= Goal =
Copy out every line containing the word "following".

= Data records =
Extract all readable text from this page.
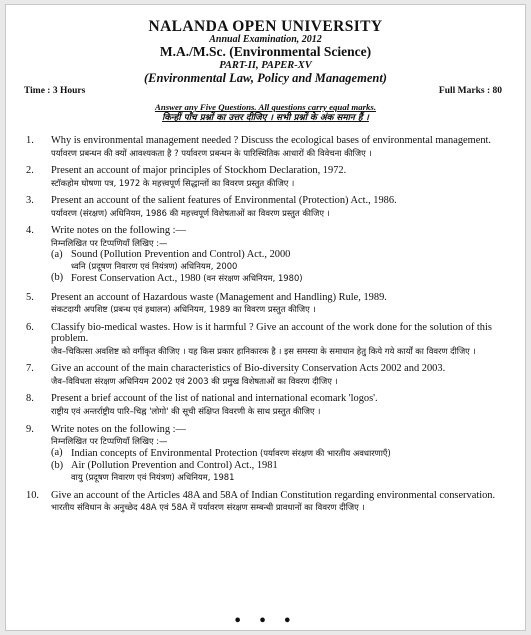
NALANDA OPEN UNIVERSITY
Annual Examination, 2012
M.A./M.Sc. (Environmental Science)
PART-II, PAPER-XV
(Environmental Law, Policy and Management)
Time : 3 Hours	Full Marks : 80
Answer any Five Questions. All questions carry equal marks.
किन्हीं पाँच प्रश्नों का उत्तर दीजिए । सभी प्रश्नों के अंक समान हैं ।
1. Why is environmental management needed ? Discuss the ecological bases of environmental management.
पर्यावरण प्रबन्धन की क्यों आवश्यकता है ? पर्यावरण प्रबन्धन के पारिस्थितिक आधारों की विवेचना कीजिए ।
2. Present an account of major principles of Stockhom Declaration, 1972.
स्टॉकहोम घोषणा पत्र, 1972 के महत्त्वपूर्ण सिद्धान्तों का विवरण प्रस्तुत कीजिए ।
3. Present an account of the salient features of Environmental (Protection) Act., 1986.
पर्यावरण (संरक्षण) अधिनियम, 1986 की महत्त्वपूर्ण विशेषताओं का विवरण प्रस्तुत कीजिए ।
4. Write notes on the following :—
निम्नलिखित पर टिप्पणियाँ लिखिए :—
(a) Sound (Pollution Prevention and Control) Act., 2000
ध्वनि (प्रदूषण निवारण एवं नियंत्रण) अधिनियम, 2000
(b) Forest Conservation Act., 1980 (वन संरक्षण अधिनियम, 1980)
5. Present an account of Hazardous waste (Management and Handling) Rule, 1989.
संकटदायी अपशिष्ट (प्रबन्ध एवं हथालन) अधिनियम, 1989 का विवरण प्रस्तुत कीजिए ।
6. Classify bio-medical wastes. How is it harmful ? Give an account of the work done for the solution of this problem.
जैव–चिकित्सा अवशिष्ट को वर्गीकृत कीजिए । यह किस प्रकार हानिकारक है । इस समस्या के समाधान हेतु किये गये कार्यों का विवरण दीजिए ।
7. Give an account of the main characteristics of Bio-diversity Conservation Acts 2002 and 2003.
जैव–विविधता संरक्षण अधिनियम 2002 एवं 2003 की प्रमुख विशेषताओं का विवरण दीजिए ।
8. Present a brief account of the list of national and international ecomark 'logos'.
राष्ट्रीय एवं अन्तर्राष्ट्रीय पारि–चिह्न 'लोगो' की सूची संक्षिप्त विवरणी के साथ प्रस्तुत कीजिए ।
9. Write notes on the following :—
निम्नलिखित पर टिप्पणियाँ लिखिए :—
(a) Indian concepts of Environmental Protection (पर्यावरण संरक्षण की भारतीय अवधारणाएँ)
(b) Air (Pollution Prevention and Control) Act., 1981
वायु (प्रदूषण निवारण एवं नियंत्रण) अधिनियम, 1981
10. Give an account of the Articles 48A and 58A of Indian Constitution regarding environmental conservation.
भारतीय संविधान के अनुच्छेद 48A एवं 58A में पर्यावरण संरक्षण सम्बन्धी प्रावधानों का विवरण दीजिए ।
• • •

= Output =
4. Write notes on the following :—
9. Write notes on the following :—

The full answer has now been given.